- **SHORT TASK**
Wherever the string "title" shows up in a line, count that line. Give the total alone.

(Extracts from a graphics dataset)
········

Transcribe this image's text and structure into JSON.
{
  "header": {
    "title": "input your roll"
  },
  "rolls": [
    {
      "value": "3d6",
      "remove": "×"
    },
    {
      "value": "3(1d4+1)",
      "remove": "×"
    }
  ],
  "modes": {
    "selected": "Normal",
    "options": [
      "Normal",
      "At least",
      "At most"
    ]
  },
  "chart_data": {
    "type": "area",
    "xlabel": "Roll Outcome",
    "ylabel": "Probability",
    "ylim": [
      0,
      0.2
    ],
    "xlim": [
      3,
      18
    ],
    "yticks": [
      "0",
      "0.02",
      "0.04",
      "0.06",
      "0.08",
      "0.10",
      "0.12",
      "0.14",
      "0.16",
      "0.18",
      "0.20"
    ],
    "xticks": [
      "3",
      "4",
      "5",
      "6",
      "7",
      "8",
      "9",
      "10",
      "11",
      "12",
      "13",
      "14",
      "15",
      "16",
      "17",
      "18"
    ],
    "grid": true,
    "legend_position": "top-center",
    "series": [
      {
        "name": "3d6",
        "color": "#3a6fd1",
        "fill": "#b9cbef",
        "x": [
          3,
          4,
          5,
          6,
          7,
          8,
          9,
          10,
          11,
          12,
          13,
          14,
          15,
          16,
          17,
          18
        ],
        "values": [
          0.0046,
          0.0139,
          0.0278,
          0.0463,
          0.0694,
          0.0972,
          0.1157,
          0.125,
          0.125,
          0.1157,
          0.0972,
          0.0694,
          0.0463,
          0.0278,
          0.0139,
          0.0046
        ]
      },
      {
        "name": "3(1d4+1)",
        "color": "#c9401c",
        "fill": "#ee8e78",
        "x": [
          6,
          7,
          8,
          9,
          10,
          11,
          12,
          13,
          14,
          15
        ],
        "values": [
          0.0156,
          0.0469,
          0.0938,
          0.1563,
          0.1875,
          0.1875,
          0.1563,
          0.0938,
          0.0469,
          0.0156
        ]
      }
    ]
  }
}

········

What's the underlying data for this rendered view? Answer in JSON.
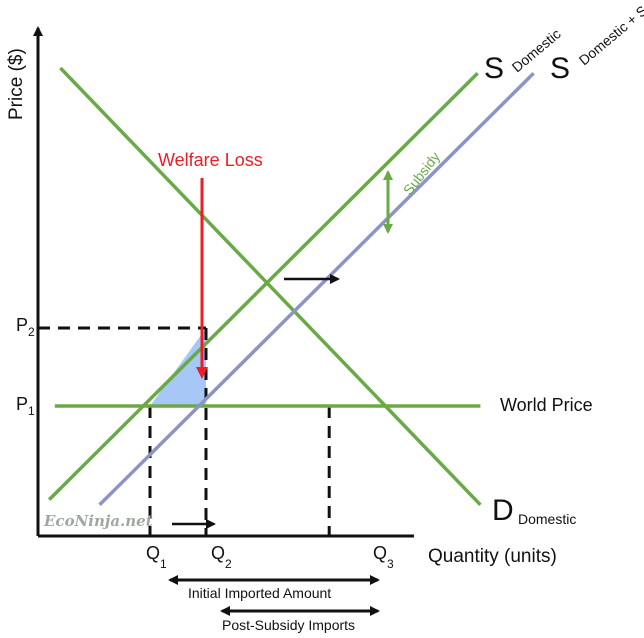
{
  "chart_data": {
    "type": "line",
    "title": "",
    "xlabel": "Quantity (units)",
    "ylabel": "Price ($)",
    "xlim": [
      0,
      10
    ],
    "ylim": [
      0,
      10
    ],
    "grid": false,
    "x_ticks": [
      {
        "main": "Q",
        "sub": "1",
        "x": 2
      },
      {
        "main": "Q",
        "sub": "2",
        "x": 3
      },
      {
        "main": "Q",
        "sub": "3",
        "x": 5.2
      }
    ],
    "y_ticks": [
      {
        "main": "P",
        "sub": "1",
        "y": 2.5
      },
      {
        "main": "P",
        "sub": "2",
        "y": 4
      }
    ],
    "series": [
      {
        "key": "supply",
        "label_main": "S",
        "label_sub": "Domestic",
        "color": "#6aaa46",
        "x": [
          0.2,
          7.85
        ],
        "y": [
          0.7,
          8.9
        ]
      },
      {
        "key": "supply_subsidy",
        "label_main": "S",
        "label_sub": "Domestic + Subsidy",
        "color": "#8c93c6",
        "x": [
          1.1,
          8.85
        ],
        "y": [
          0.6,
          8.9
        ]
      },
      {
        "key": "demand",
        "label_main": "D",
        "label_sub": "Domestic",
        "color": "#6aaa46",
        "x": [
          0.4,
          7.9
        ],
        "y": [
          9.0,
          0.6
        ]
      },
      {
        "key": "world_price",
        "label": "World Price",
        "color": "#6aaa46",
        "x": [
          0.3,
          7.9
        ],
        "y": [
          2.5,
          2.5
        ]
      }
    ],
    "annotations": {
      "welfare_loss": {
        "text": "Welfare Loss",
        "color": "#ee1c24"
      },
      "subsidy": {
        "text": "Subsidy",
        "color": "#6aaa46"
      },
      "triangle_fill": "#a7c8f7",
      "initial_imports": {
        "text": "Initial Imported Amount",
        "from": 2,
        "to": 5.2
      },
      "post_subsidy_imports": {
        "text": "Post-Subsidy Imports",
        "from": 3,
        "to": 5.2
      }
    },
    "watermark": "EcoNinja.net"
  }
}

········

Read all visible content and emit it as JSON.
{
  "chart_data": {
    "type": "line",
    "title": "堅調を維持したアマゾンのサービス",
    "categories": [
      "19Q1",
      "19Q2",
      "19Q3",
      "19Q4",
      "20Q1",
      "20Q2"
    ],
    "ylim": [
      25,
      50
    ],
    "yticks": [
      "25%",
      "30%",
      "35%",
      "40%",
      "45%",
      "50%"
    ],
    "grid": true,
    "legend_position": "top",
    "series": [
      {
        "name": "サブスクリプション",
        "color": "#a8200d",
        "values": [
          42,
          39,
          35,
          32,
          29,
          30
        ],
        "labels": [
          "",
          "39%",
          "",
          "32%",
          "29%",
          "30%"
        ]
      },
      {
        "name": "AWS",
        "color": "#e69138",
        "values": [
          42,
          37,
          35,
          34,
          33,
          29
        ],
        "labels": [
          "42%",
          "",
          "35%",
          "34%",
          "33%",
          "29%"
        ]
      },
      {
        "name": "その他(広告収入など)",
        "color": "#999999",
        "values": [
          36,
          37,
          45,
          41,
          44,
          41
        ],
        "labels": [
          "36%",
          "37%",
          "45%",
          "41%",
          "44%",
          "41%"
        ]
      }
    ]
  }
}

········

- **SOLUTION**
3